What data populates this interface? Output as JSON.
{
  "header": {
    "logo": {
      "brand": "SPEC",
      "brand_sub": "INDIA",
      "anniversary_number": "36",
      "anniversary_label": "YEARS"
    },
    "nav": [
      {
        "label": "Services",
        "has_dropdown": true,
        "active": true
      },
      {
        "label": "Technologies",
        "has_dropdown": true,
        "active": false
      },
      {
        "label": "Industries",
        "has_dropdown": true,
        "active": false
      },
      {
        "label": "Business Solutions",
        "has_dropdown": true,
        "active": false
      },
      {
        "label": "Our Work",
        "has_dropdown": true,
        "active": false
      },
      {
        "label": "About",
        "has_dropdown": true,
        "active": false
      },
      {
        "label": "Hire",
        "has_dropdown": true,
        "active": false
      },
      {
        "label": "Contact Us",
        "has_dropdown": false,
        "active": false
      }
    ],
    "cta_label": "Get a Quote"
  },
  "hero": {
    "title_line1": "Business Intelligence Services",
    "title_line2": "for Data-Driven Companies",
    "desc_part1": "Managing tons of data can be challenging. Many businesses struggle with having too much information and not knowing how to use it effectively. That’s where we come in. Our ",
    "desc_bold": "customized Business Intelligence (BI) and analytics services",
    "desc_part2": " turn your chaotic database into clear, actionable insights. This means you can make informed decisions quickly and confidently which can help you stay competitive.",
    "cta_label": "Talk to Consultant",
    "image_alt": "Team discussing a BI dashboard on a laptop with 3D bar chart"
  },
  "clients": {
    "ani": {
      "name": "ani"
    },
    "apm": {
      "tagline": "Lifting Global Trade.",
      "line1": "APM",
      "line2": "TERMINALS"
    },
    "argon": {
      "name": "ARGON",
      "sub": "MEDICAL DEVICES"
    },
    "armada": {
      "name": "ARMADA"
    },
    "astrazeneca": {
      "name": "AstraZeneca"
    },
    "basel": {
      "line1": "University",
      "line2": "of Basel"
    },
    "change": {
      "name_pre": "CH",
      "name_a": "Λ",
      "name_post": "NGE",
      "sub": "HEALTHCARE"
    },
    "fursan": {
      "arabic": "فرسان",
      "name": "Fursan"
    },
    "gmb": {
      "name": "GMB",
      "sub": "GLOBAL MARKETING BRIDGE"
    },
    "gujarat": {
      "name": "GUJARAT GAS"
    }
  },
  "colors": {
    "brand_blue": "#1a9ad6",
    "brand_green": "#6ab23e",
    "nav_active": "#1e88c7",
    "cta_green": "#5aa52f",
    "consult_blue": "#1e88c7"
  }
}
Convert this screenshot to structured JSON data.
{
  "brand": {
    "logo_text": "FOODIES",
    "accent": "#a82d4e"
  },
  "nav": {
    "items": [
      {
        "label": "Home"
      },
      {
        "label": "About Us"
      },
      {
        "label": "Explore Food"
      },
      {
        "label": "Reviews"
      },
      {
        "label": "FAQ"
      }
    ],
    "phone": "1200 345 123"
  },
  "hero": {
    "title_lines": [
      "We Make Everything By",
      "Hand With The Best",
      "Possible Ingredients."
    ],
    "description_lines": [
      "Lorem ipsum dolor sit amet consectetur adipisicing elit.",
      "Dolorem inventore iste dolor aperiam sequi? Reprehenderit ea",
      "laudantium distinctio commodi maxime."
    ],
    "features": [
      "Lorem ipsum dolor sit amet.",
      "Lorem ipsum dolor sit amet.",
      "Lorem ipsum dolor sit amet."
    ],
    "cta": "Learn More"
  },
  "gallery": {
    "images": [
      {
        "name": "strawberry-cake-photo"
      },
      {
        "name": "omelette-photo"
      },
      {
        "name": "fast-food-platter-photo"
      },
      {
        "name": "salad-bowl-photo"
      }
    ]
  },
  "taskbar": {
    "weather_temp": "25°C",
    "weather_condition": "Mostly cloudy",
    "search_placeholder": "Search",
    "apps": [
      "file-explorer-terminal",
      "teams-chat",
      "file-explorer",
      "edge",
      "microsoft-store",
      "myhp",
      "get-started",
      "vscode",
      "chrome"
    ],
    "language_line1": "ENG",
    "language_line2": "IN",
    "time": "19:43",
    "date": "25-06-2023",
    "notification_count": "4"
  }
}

================================

### TASK DIRECTIONS
Write out every entry again, keeping each line exactly the same.

### WRITTEN REPLY
What data populates this interface? Output as JSON.
{
  "header": {
    "logo": {
      "brand": "SPEC",
      "brand_sub": "INDIA",
      "anniversary_number": "36",
      "anniversary_label": "YEARS"
    },
    "nav": [
      {
        "label": "Services",
        "has_dropdown": true,
        "active": true
      },
      {
        "label": "Technologies",
        "has_dropdown": true,
        "active": false
      },
      {
        "label": "Industries",
        "has_dropdown": true,
        "active": false
      },
      {
        "label": "Business Solutions",
        "has_dropdown": true,
        "active": false
      },
      {
        "label": "Our Work",
        "has_dropdown": true,
        "active": false
      },
      {
        "label": "About",
        "has_dropdown": true,
        "active": false
      },
      {
        "label": "Hire",
        "has_dropdown": true,
        "active": false
      },
      {
        "label": "Contact Us",
        "has_dropdown": false,
        "active": false
      }
    ],
    "cta_label": "Get a Quote"
  },
  "hero": {
    "title_line1": "Business Intelligence Services",
    "title_line2": "for Data-Driven Companies",
    "desc_part1": "Managing tons of data can be challenging. Many businesses struggle with having too much information and not knowing how to use it effectively. That’s where we come in. Our ",
    "desc_bold": "customized Business Intelligence (BI) and analytics services",
    "desc_part2": " turn your chaotic database into clear, actionable insights. This means you can make informed decisions quickly and confidently which can help you stay competitive.",
    "cta_label": "Talk to Consultant",
    "image_alt": "Team discussing a BI dashboard on a laptop with 3D bar chart"
  },
  "clients": {
    "ani": {
      "name": "ani"
    },
    "apm": {
      "tagline": "Lifting Global Trade.",
      "line1": "APM",
      "line2": "TERMINALS"
    },
    "argon": {
      "name": "ARGON",
      "sub": "MEDICAL DEVICES"
    },
    "armada": {
      "name": "ARMADA"
    },
    "astrazeneca": {
      "name": "AstraZeneca"
    },
    "basel": {
      "line1": "University",
      "line2": "of Basel"
    },
    "change": {
      "name_pre": "CH",
      "name_a": "Λ",
      "name_post": "NGE",
      "sub": "HEALTHCARE"
    },
    "fursan": {
      "arabic": "فرسان",
      "name": "Fursan"
    },
    "gmb": {
      "name": "GMB",
      "sub": "GLOBAL MARKETING BRIDGE"
    },
    "gujarat": {
      "name": "GUJARAT GAS"
    }
  },
  "colors": {
    "brand_blue": "#1a9ad6",
    "brand_green": "#6ab23e",
    "nav_active": "#1e88c7",
    "cta_green": "#5aa52f",
    "consult_blue": "#1e88c7"
  }
}
Convert this screenshot to structured JSON data.
{
  "brand": {
    "logo_text": "FOODIES",
    "accent": "#a82d4e"
  },
  "nav": {
    "items": [
      {
        "label": "Home"
      },
      {
        "label": "About Us"
      },
      {
        "label": "Explore Food"
      },
      {
        "label": "Reviews"
      },
      {
        "label": "FAQ"
      }
    ],
    "phone": "1200 345 123"
  },
  "hero": {
    "title_lines": [
      "We Make Everything By",
      "Hand With The Best",
      "Possible Ingredients."
    ],
    "description_lines": [
      "Lorem ipsum dolor sit amet consectetur adipisicing elit.",
      "Dolorem inventore iste dolor aperiam sequi? Reprehenderit ea",
      "laudantium distinctio commodi maxime."
    ],
    "features": [
      "Lorem ipsum dolor sit amet.",
      "Lorem ipsum dolor sit amet.",
      "Lorem ipsum dolor sit amet."
    ],
    "cta": "Learn More"
  },
  "gallery": {
    "images": [
      {
        "name": "strawberry-cake-photo"
      },
      {
        "name": "omelette-photo"
      },
      {
        "name": "fast-food-platter-photo"
      },
      {
        "name": "salad-bowl-photo"
      }
    ]
  },
  "taskbar": {
    "weather_temp": "25°C",
    "weather_condition": "Mostly cloudy",
    "search_placeholder": "Search",
    "apps": [
      "file-explorer-terminal",
      "teams-chat",
      "file-explorer",
      "edge",
      "microsoft-store",
      "myhp",
      "get-started",
      "vscode",
      "chrome"
    ],
    "language_line1": "ENG",
    "language_line2": "IN",
    "time": "19:43",
    "date": "25-06-2023",
    "notification_count": "4"
  }
}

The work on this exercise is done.